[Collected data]
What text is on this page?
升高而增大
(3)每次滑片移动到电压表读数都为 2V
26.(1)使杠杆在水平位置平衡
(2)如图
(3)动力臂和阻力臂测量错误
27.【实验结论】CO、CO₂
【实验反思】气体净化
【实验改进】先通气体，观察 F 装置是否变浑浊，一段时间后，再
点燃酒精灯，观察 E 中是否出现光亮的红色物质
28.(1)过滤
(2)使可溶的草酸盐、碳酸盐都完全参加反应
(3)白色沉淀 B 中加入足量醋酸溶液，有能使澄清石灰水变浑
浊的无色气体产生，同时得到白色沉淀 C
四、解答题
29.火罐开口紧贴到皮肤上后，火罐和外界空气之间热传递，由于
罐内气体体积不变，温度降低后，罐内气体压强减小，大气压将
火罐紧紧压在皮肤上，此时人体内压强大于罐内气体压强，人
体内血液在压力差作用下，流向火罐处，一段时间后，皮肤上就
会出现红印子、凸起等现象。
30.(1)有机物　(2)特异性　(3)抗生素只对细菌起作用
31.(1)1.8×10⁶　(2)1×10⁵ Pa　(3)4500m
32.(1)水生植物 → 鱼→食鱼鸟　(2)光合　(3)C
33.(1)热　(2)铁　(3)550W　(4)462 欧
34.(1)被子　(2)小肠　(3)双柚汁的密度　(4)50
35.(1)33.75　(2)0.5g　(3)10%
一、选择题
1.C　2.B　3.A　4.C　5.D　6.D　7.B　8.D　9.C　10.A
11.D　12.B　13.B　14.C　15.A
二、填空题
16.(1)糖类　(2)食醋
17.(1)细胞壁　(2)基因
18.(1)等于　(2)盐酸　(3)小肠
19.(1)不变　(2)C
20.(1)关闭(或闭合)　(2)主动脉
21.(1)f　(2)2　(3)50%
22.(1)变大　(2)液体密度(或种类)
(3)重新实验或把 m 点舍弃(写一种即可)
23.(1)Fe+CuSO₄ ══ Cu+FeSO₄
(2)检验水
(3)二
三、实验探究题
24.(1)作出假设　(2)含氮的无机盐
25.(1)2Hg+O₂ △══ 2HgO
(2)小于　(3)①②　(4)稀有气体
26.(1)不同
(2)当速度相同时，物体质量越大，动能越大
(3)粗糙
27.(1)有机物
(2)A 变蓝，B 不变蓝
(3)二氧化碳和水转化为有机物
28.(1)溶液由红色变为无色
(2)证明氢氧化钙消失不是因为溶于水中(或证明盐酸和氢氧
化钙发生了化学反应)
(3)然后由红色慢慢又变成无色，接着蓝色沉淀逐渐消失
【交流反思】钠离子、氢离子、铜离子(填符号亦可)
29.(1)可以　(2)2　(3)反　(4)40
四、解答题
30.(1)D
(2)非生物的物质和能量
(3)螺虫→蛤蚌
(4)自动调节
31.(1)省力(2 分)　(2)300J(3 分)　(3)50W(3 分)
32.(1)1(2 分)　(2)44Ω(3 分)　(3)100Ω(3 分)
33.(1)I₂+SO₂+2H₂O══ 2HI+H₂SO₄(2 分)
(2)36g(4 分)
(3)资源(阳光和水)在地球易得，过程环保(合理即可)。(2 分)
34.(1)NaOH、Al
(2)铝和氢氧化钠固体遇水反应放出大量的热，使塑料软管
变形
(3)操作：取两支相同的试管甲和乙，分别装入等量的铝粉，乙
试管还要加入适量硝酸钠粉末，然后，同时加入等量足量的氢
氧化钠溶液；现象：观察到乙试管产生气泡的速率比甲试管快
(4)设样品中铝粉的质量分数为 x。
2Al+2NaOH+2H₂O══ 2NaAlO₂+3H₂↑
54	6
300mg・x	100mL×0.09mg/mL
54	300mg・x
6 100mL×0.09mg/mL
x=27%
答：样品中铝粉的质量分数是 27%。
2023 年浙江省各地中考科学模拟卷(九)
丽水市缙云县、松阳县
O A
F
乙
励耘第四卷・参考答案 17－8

> [The exercise] Make a verbatim copy of every entry shown above.

> [Task solution]
What text is on this page?
升高而增大
(3)每次滑片移动到电压表读数都为 2V
26.(1)使杠杆在水平位置平衡
(2)如图
(3)动力臂和阻力臂测量错误
27.【实验结论】CO、CO₂
【实验反思】气体净化
【实验改进】先通气体，观察 F 装置是否变浑浊，一段时间后，再
点燃酒精灯，观察 E 中是否出现光亮的红色物质
28.(1)过滤
(2)使可溶的草酸盐、碳酸盐都完全参加反应
(3)白色沉淀 B 中加入足量醋酸溶液，有能使澄清石灰水变浑
浊的无色气体产生，同时得到白色沉淀 C
四、解答题
29.火罐开口紧贴到皮肤上后，火罐和外界空气之间热传递，由于
罐内气体体积不变，温度降低后，罐内气体压强减小，大气压将
火罐紧紧压在皮肤上，此时人体内压强大于罐内气体压强，人
体内血液在压力差作用下，流向火罐处，一段时间后，皮肤上就
会出现红印子、凸起等现象。
30.(1)有机物　(2)特异性　(3)抗生素只对细菌起作用
31.(1)1.8×10⁶　(2)1×10⁵ Pa　(3)4500m
32.(1)水生植物 → 鱼→食鱼鸟　(2)光合　(3)C
33.(1)热　(2)铁　(3)550W　(4)462 欧
34.(1)被子　(2)小肠　(3)双柚汁的密度　(4)50
35.(1)33.75　(2)0.5g　(3)10%
一、选择题
1.C　2.B　3.A　4.C　5.D　6.D　7.B　8.D　9.C　10.A
11.D　12.B　13.B　14.C　15.A
二、填空题
16.(1)糖类　(2)食醋
17.(1)细胞壁　(2)基因
18.(1)等于　(2)盐酸　(3)小肠
19.(1)不变　(2)C
20.(1)关闭(或闭合)　(2)主动脉
21.(1)f　(2)2　(3)50%
22.(1)变大　(2)液体密度(或种类)
(3)重新实验或把 m 点舍弃(写一种即可)
23.(1)Fe+CuSO₄ ══ Cu+FeSO₄
(2)检验水
(3)二
三、实验探究题
24.(1)作出假设　(2)含氮的无机盐
25.(1)2Hg+O₂ △══ 2HgO
(2)小于　(3)①②　(4)稀有气体
26.(1)不同
(2)当速度相同时，物体质量越大，动能越大
(3)粗糙
27.(1)有机物
(2)A 变蓝，B 不变蓝
(3)二氧化碳和水转化为有机物
28.(1)溶液由红色变为无色
(2)证明氢氧化钙消失不是因为溶于水中(或证明盐酸和氢氧
化钙发生了化学反应)
(3)然后由红色慢慢又变成无色，接着蓝色沉淀逐渐消失
【交流反思】钠离子、氢离子、铜离子(填符号亦可)
29.(1)可以　(2)2　(3)反　(4)40
四、解答题
30.(1)D
(2)非生物的物质和能量
(3)螺虫→蛤蚌
(4)自动调节
31.(1)省力(2 分)　(2)300J(3 分)　(3)50W(3 分)
32.(1)1(2 分)　(2)44Ω(3 分)　(3)100Ω(3 分)
33.(1)I₂+SO₂+2H₂O══ 2HI+H₂SO₄(2 分)
(2)36g(4 分)
(3)资源(阳光和水)在地球易得，过程环保(合理即可)。(2 分)
34.(1)NaOH、Al
(2)铝和氢氧化钠固体遇水反应放出大量的热，使塑料软管
变形
(3)操作：取两支相同的试管甲和乙，分别装入等量的铝粉，乙
试管还要加入适量硝酸钠粉末，然后，同时加入等量足量的氢
氧化钠溶液；现象：观察到乙试管产生气泡的速率比甲试管快
(4)设样品中铝粉的质量分数为 x。
2Al+2NaOH+2H₂O══ 2NaAlO₂+3H₂↑
54	6
300mg・x	100mL×0.09mg/mL
54	300mg・x
6 100mL×0.09mg/mL
x=27%
答：样品中铝粉的质量分数是 27%。
2023 年浙江省各地中考科学模拟卷(九)
丽水市缙云县、松阳县
O A
F
乙
励耘第四卷・参考答案 17－8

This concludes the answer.